Chart and figure data:
==*==
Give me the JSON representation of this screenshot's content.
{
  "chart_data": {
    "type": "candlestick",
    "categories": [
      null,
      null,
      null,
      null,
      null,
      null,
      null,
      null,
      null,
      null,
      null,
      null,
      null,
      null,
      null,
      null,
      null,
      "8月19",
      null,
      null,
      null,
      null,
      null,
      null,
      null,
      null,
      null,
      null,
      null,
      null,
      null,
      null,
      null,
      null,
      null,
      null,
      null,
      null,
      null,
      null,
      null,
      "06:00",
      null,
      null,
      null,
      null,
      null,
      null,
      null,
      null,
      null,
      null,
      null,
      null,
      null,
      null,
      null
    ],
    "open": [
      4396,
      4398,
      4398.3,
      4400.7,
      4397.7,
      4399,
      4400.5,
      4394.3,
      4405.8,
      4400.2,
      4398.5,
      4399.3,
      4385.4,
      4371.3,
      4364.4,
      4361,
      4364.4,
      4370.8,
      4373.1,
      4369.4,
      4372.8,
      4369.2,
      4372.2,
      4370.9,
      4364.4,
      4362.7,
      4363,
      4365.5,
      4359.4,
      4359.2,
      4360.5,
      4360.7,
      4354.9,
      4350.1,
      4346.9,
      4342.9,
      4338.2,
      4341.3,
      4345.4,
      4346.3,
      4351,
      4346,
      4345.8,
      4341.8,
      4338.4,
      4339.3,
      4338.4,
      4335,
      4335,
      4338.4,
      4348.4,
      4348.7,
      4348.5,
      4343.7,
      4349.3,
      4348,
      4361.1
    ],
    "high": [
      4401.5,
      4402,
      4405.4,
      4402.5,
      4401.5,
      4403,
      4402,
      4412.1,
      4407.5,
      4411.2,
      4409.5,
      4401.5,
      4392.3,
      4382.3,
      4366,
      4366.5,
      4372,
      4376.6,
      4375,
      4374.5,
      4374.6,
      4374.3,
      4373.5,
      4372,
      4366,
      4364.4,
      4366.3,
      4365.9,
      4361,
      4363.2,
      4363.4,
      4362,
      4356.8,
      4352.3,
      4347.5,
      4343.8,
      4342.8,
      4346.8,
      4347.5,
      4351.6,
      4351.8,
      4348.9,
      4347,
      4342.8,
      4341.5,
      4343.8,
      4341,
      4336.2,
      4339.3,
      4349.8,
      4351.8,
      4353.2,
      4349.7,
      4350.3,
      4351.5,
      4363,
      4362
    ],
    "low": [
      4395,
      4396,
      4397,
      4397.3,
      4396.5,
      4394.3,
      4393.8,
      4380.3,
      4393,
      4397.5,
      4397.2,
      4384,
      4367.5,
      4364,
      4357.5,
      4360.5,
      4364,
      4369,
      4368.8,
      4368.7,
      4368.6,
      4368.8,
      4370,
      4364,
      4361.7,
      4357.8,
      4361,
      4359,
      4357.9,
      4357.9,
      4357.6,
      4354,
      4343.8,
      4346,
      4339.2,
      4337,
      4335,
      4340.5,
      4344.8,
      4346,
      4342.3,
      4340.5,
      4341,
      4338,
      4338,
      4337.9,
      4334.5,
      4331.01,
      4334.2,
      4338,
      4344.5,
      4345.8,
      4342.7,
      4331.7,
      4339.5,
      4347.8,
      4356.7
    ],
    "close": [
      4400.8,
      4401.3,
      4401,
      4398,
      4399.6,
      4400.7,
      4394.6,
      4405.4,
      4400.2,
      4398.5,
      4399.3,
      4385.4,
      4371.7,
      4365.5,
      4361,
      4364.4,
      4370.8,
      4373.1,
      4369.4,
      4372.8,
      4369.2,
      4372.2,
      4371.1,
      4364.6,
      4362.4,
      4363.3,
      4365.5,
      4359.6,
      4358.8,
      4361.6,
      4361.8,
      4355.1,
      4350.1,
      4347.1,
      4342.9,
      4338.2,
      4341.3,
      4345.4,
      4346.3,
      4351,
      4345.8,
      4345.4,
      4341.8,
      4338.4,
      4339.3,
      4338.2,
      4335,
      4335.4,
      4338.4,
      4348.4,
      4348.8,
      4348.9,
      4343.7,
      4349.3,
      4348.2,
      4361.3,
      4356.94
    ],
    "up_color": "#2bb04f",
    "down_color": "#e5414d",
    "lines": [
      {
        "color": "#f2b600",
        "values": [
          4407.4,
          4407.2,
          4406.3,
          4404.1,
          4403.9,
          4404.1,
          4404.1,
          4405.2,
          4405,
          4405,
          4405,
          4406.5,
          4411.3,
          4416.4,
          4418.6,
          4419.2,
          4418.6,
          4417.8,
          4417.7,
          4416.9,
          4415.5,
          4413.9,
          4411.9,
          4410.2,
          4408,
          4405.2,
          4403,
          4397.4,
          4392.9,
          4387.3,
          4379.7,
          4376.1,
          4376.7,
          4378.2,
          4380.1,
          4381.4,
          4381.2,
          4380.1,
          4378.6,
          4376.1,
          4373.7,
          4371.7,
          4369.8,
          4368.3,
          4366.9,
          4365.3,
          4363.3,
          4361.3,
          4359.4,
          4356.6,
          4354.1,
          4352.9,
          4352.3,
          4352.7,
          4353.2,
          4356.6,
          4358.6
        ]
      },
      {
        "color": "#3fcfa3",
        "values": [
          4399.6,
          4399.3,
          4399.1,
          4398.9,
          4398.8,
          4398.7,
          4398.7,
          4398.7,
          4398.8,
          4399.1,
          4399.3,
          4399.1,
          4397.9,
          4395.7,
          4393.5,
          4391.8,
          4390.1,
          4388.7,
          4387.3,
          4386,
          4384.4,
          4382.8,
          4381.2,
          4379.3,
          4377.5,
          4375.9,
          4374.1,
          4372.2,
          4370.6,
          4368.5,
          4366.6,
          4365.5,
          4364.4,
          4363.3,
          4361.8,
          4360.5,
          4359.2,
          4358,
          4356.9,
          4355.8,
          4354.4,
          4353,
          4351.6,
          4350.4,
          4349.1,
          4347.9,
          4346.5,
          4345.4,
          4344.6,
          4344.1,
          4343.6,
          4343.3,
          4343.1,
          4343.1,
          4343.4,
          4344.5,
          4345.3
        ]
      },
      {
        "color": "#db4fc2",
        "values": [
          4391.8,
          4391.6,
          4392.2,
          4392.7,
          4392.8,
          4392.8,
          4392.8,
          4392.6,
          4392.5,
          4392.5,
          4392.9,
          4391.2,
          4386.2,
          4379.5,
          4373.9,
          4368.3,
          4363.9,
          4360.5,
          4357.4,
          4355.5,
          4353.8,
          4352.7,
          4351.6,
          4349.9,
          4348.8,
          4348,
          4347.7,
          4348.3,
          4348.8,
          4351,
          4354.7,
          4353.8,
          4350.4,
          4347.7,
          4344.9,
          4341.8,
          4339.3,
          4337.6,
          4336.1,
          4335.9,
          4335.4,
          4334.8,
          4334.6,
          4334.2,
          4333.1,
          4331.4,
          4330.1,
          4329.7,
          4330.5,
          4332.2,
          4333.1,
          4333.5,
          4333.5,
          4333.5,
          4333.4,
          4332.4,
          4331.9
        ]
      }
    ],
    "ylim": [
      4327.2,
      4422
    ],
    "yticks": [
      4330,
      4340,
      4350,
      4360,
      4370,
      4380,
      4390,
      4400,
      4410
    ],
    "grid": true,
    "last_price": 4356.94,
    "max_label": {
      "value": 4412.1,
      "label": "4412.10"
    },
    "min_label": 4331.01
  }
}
==*==
**What the task requires**.
Pull out each record as written and restate it exactly.

**Answer to this task**.
Give me the JSON representation of this screenshot's content.
{
  "chart_data": {
    "type": "candlestick",
    "categories": [
      null,
      null,
      null,
      null,
      null,
      null,
      null,
      null,
      null,
      null,
      null,
      null,
      null,
      null,
      null,
      null,
      null,
      "8月19",
      null,
      null,
      null,
      null,
      null,
      null,
      null,
      null,
      null,
      null,
      null,
      null,
      null,
      null,
      null,
      null,
      null,
      null,
      null,
      null,
      null,
      null,
      null,
      "06:00",
      null,
      null,
      null,
      null,
      null,
      null,
      null,
      null,
      null,
      null,
      null,
      null,
      null,
      null,
      null
    ],
    "open": [
      4396,
      4398,
      4398.3,
      4400.7,
      4397.7,
      4399,
      4400.5,
      4394.3,
      4405.8,
      4400.2,
      4398.5,
      4399.3,
      4385.4,
      4371.3,
      4364.4,
      4361,
      4364.4,
      4370.8,
      4373.1,
      4369.4,
      4372.8,
      4369.2,
      4372.2,
      4370.9,
      4364.4,
      4362.7,
      4363,
      4365.5,
      4359.4,
      4359.2,
      4360.5,
      4360.7,
      4354.9,
      4350.1,
      4346.9,
      4342.9,
      4338.2,
      4341.3,
      4345.4,
      4346.3,
      4351,
      4346,
      4345.8,
      4341.8,
      4338.4,
      4339.3,
      4338.4,
      4335,
      4335,
      4338.4,
      4348.4,
      4348.7,
      4348.5,
      4343.7,
      4349.3,
      4348,
      4361.1
    ],
    "high": [
      4401.5,
      4402,
      4405.4,
      4402.5,
      4401.5,
      4403,
      4402,
      4412.1,
      4407.5,
      4411.2,
      4409.5,
      4401.5,
      4392.3,
      4382.3,
      4366,
      4366.5,
      4372,
      4376.6,
      4375,
      4374.5,
      4374.6,
      4374.3,
      4373.5,
      4372,
      4366,
      4364.4,
      4366.3,
      4365.9,
      4361,
      4363.2,
      4363.4,
      4362,
      4356.8,
      4352.3,
      4347.5,
      4343.8,
      4342.8,
      4346.8,
      4347.5,
      4351.6,
      4351.8,
      4348.9,
      4347,
      4342.8,
      4341.5,
      4343.8,
      4341,
      4336.2,
      4339.3,
      4349.8,
      4351.8,
      4353.2,
      4349.7,
      4350.3,
      4351.5,
      4363,
      4362
    ],
    "low": [
      4395,
      4396,
      4397,
      4397.3,
      4396.5,
      4394.3,
      4393.8,
      4380.3,
      4393,
      4397.5,
      4397.2,
      4384,
      4367.5,
      4364,
      4357.5,
      4360.5,
      4364,
      4369,
      4368.8,
      4368.7,
      4368.6,
      4368.8,
      4370,
      4364,
      4361.7,
      4357.8,
      4361,
      4359,
      4357.9,
      4357.9,
      4357.6,
      4354,
      4343.8,
      4346,
      4339.2,
      4337,
      4335,
      4340.5,
      4344.8,
      4346,
      4342.3,
      4340.5,
      4341,
      4338,
      4338,
      4337.9,
      4334.5,
      4331.01,
      4334.2,
      4338,
      4344.5,
      4345.8,
      4342.7,
      4331.7,
      4339.5,
      4347.8,
      4356.7
    ],
    "close": [
      4400.8,
      4401.3,
      4401,
      4398,
      4399.6,
      4400.7,
      4394.6,
      4405.4,
      4400.2,
      4398.5,
      4399.3,
      4385.4,
      4371.7,
      4365.5,
      4361,
      4364.4,
      4370.8,
      4373.1,
      4369.4,
      4372.8,
      4369.2,
      4372.2,
      4371.1,
      4364.6,
      4362.4,
      4363.3,
      4365.5,
      4359.6,
      4358.8,
      4361.6,
      4361.8,
      4355.1,
      4350.1,
      4347.1,
      4342.9,
      4338.2,
      4341.3,
      4345.4,
      4346.3,
      4351,
      4345.8,
      4345.4,
      4341.8,
      4338.4,
      4339.3,
      4338.2,
      4335,
      4335.4,
      4338.4,
      4348.4,
      4348.8,
      4348.9,
      4343.7,
      4349.3,
      4348.2,
      4361.3,
      4356.94
    ],
    "up_color": "#2bb04f",
    "down_color": "#e5414d",
    "lines": [
      {
        "color": "#f2b600",
        "values": [
          4407.4,
          4407.2,
          4406.3,
          4404.1,
          4403.9,
          4404.1,
          4404.1,
          4405.2,
          4405,
          4405,
          4405,
          4406.5,
          4411.3,
          4416.4,
          4418.6,
          4419.2,
          4418.6,
          4417.8,
          4417.7,
          4416.9,
          4415.5,
          4413.9,
          4411.9,
          4410.2,
          4408,
          4405.2,
          4403,
          4397.4,
          4392.9,
          4387.3,
          4379.7,
          4376.1,
          4376.7,
          4378.2,
          4380.1,
          4381.4,
          4381.2,
          4380.1,
          4378.6,
          4376.1,
          4373.7,
          4371.7,
          4369.8,
          4368.3,
          4366.9,
          4365.3,
          4363.3,
          4361.3,
          4359.4,
          4356.6,
          4354.1,
          4352.9,
          4352.3,
          4352.7,
          4353.2,
          4356.6,
          4358.6
        ]
      },
      {
        "color": "#3fcfa3",
        "values": [
          4399.6,
          4399.3,
          4399.1,
          4398.9,
          4398.8,
          4398.7,
          4398.7,
          4398.7,
          4398.8,
          4399.1,
          4399.3,
          4399.1,
          4397.9,
          4395.7,
          4393.5,
          4391.8,
          4390.1,
          4388.7,
          4387.3,
          4386,
          4384.4,
          4382.8,
          4381.2,
          4379.3,
          4377.5,
          4375.9,
          4374.1,
          4372.2,
          4370.6,
          4368.5,
          4366.6,
          4365.5,
          4364.4,
          4363.3,
          4361.8,
          4360.5,
          4359.2,
          4358,
          4356.9,
          4355.8,
          4354.4,
          4353,
          4351.6,
          4350.4,
          4349.1,
          4347.9,
          4346.5,
          4345.4,
          4344.6,
          4344.1,
          4343.6,
          4343.3,
          4343.1,
          4343.1,
          4343.4,
          4344.5,
          4345.3
        ]
      },
      {
        "color": "#db4fc2",
        "values": [
          4391.8,
          4391.6,
          4392.2,
          4392.7,
          4392.8,
          4392.8,
          4392.8,
          4392.6,
          4392.5,
          4392.5,
          4392.9,
          4391.2,
          4386.2,
          4379.5,
          4373.9,
          4368.3,
          4363.9,
          4360.5,
          4357.4,
          4355.5,
          4353.8,
          4352.7,
          4351.6,
          4349.9,
          4348.8,
          4348,
          4347.7,
          4348.3,
          4348.8,
          4351,
          4354.7,
          4353.8,
          4350.4,
          4347.7,
          4344.9,
          4341.8,
          4339.3,
          4337.6,
          4336.1,
          4335.9,
          4335.4,
          4334.8,
          4334.6,
          4334.2,
          4333.1,
          4331.4,
          4330.1,
          4329.7,
          4330.5,
          4332.2,
          4333.1,
          4333.5,
          4333.5,
          4333.5,
          4333.4,
          4332.4,
          4331.9
        ]
      }
    ],
    "ylim": [
      4327.2,
      4422
    ],
    "yticks": [
      4330,
      4340,
      4350,
      4360,
      4370,
      4380,
      4390,
      4400,
      4410
    ],
    "grid": true,
    "last_price": 4356.94,
    "max_label": {
      "value": 4412.1,
      "label": "4412.10"
    },
    "min_label": 4331.01
  }
}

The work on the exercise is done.